Show, in full, each line of the data that contains "Description".

*Collected data entries*:
- - - - -
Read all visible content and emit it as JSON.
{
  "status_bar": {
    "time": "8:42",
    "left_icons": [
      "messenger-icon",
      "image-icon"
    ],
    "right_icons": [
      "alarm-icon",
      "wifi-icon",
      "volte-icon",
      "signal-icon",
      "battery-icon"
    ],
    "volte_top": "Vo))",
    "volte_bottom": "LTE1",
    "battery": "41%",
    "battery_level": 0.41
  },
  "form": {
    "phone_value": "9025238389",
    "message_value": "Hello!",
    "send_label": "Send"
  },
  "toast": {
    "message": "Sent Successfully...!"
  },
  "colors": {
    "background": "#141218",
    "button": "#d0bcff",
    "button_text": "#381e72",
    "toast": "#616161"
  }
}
- - - - -
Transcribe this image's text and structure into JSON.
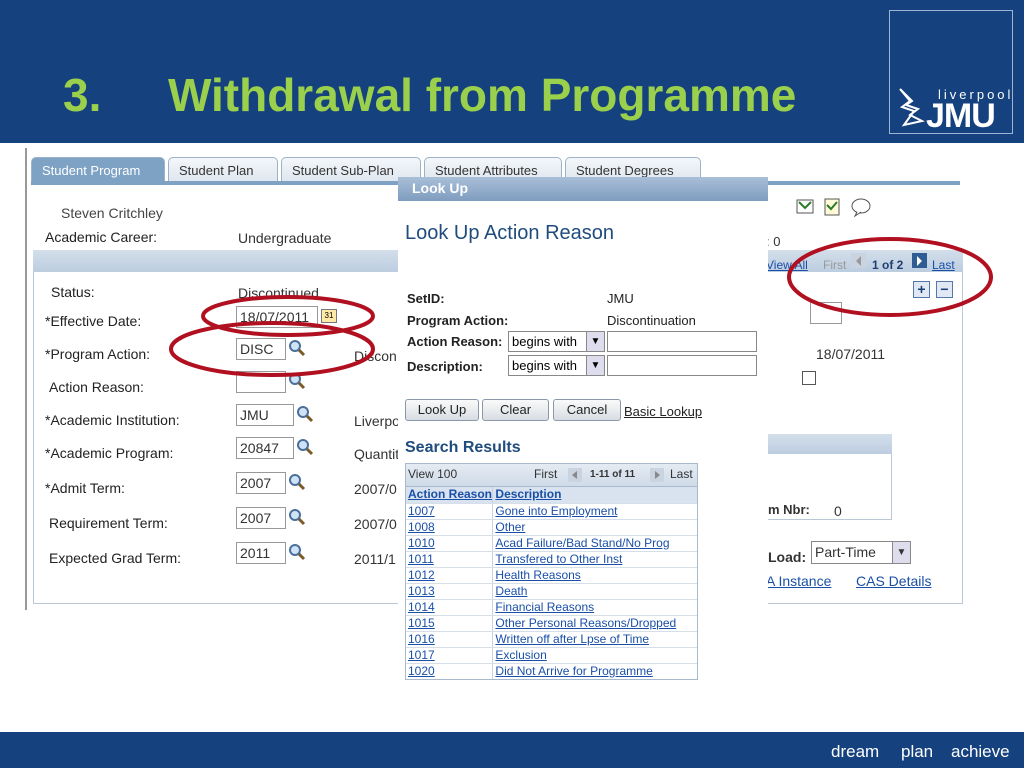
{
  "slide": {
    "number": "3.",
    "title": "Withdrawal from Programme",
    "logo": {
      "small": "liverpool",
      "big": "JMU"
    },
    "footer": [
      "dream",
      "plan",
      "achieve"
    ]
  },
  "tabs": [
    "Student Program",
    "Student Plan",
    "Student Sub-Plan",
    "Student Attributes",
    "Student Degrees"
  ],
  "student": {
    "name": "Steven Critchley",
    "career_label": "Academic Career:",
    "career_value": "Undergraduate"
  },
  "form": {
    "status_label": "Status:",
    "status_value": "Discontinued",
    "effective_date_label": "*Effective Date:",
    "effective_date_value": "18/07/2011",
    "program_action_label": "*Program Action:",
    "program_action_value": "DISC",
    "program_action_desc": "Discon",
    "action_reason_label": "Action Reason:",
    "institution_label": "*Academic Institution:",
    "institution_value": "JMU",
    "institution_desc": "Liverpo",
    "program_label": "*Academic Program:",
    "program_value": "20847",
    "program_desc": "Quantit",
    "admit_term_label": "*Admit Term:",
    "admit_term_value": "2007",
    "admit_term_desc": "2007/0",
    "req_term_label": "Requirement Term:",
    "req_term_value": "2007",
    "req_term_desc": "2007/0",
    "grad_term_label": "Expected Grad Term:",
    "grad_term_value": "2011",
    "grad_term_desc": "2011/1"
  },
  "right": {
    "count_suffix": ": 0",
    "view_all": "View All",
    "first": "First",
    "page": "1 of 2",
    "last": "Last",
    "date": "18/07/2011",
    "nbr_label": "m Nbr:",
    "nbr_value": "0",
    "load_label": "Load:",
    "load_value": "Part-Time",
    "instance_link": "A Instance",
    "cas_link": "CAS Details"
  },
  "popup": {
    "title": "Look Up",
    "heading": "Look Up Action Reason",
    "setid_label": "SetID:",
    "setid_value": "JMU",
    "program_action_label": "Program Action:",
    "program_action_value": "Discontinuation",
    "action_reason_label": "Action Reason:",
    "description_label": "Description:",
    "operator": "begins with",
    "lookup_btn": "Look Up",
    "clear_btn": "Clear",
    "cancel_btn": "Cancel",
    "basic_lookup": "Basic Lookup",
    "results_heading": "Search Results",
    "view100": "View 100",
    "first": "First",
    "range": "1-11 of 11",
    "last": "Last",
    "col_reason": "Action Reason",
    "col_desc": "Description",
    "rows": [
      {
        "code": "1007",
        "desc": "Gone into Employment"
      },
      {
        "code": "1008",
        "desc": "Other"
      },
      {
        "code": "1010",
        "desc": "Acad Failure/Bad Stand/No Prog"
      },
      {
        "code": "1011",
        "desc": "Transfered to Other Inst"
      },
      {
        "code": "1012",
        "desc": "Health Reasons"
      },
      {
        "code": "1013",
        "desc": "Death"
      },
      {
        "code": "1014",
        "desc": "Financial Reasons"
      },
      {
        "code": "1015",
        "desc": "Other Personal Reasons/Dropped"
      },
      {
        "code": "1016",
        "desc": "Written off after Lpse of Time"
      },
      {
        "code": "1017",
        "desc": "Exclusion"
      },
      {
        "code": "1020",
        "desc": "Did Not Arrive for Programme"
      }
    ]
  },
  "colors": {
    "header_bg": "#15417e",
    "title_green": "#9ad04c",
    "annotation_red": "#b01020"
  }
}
- - - - -
*EXERCISE RESULT*:
    "description_label": "Description:",
    "col_desc": "Description",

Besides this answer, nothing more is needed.